GOAL:
In the records below, find each line containing the word "уволенных" and copy it.

PROVIDED ENTRIES:
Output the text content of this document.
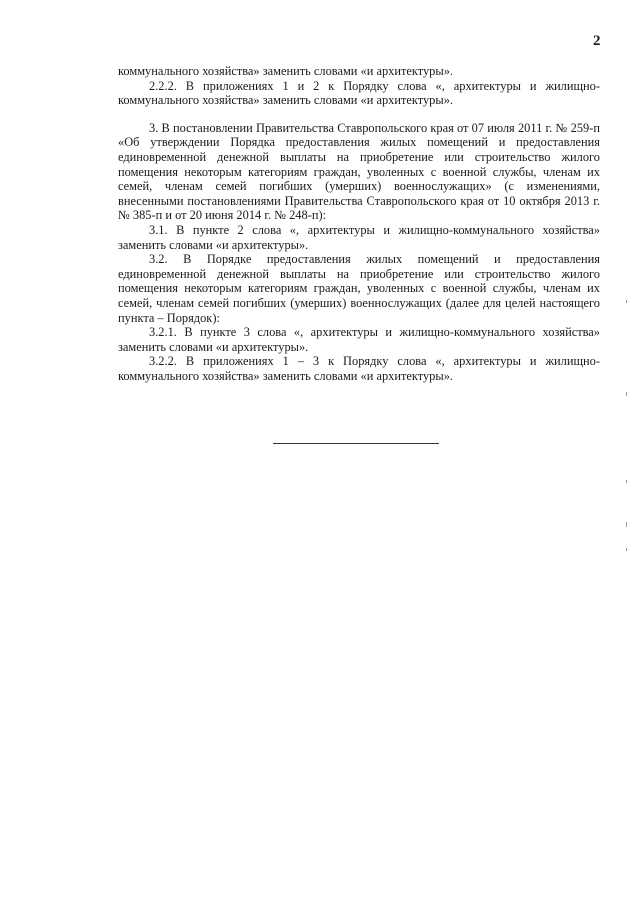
2

коммунального хозяйства» заменить словами «и архитектуры».

2.2.2. В приложениях 1 и 2 к Порядку слова «, архитектуры и жилищно-коммунального хозяйства» заменить словами «и архитектуры».

3. В постановлении Правительства Ставропольского края от 07 июля 2011 г. № 259-п «Об утверждении Порядка предоставления жилых помещений и предоставления единовременной денежной выплаты на приобретение или строительство жилого помещения некоторым категориям граждан, уволенных с военной службы, членам их семей, членам семей погибших (умерших) военнослужащих» (с изменениями, внесенными постановлениями Правительства Ставропольского края от 10 октября 2013 г. № 385-п и от 20 июня 2014 г. № 248-п):

3.1. В пункте 2 слова «, архитектуры и жилищно-коммунального хозяйства» заменить словами «и архитектуры».

3.2. В Порядке предоставления жилых помещений и предоставления единовременной денежной выплаты на приобретение или строительство жилого помещения некоторым категориям граждан, уволенных с военной службы, членам их семей, членам семей погибших (умерших) военнослужащих (далее для целей настоящего пункта – Порядок):

3.2.1. В пункте 3 слова «, архитектуры и жилищно-коммунального хозяйства» заменить словами «и архитектуры».

3.2.2. В приложениях 1 – 3 к Порядку слова «, архитектуры и жилищно-коммунального хозяйства» заменить словами «и архитектуры».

RIGHT ANSWER:
3. В постановлении Правительства Ставропольского края от 07 июля 2011 г. № 259-п «Об утверждении Порядка предоставления жилых помещений и предоставления единовременной денежной выплаты на приобретение или строительство жилого помещения некоторым категориям граждан, уволенных с военной службы, членам их семей, членам семей погибших (умерших) военнослужащих» (с изменениями, внесенными постановлениями Правительства Ставропольского края от 10 октября 2013 г. № 385-п и от 20 июня 2014 г. № 248-п):
3.2. В Порядке предоставления жилых помещений и предоставления единовременной денежной выплаты на приобретение или строительство жилого помещения некоторым категориям граждан, уволенных с военной службы, членам их семей, членам семей погибших (умерших) военнослужащих (далее для целей настоящего пункта – Порядок):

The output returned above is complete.